Directive
Show all lines from the data that include the word "salad".

Data items
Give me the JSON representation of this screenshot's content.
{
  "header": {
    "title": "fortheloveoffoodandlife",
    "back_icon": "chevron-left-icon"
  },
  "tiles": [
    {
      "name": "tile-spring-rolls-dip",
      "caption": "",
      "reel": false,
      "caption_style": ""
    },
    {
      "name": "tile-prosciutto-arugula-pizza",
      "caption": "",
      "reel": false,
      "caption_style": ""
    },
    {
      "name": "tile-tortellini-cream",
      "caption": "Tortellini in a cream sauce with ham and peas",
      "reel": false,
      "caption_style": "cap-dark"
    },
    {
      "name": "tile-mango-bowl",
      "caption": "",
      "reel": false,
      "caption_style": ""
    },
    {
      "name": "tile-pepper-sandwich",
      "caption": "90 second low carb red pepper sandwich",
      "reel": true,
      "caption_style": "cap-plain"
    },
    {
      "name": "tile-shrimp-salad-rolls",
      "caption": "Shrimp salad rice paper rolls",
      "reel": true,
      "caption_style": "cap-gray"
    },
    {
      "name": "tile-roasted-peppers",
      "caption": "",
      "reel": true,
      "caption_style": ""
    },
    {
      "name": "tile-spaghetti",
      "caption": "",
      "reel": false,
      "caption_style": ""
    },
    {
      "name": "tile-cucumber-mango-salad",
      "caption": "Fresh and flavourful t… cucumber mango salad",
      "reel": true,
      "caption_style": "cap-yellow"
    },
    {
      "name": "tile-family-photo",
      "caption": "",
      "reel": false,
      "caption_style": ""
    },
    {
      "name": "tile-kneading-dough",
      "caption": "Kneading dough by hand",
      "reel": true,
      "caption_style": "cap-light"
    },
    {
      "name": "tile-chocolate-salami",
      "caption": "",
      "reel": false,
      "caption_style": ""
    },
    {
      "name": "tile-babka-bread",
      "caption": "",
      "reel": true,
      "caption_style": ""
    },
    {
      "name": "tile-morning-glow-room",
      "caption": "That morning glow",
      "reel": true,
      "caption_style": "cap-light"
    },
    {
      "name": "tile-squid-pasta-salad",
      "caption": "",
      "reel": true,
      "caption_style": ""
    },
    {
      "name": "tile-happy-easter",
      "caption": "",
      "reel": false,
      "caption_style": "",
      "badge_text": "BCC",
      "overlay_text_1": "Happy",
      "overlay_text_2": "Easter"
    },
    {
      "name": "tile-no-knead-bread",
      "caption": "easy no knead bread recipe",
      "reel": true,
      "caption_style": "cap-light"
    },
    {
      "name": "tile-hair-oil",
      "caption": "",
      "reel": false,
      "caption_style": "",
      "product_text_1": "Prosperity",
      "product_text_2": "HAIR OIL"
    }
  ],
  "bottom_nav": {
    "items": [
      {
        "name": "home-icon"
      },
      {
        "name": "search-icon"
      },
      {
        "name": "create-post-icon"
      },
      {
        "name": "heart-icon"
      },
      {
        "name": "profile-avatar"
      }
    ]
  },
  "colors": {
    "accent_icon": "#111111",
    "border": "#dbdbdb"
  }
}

Full answer
      "name": "tile-shrimp-salad-rolls",
      "caption": "Shrimp salad rice paper rolls",
      "name": "tile-cucumber-mango-salad",
      "caption": "Fresh and flavourful t… cucumber mango salad",
      "name": "tile-squid-pasta-salad",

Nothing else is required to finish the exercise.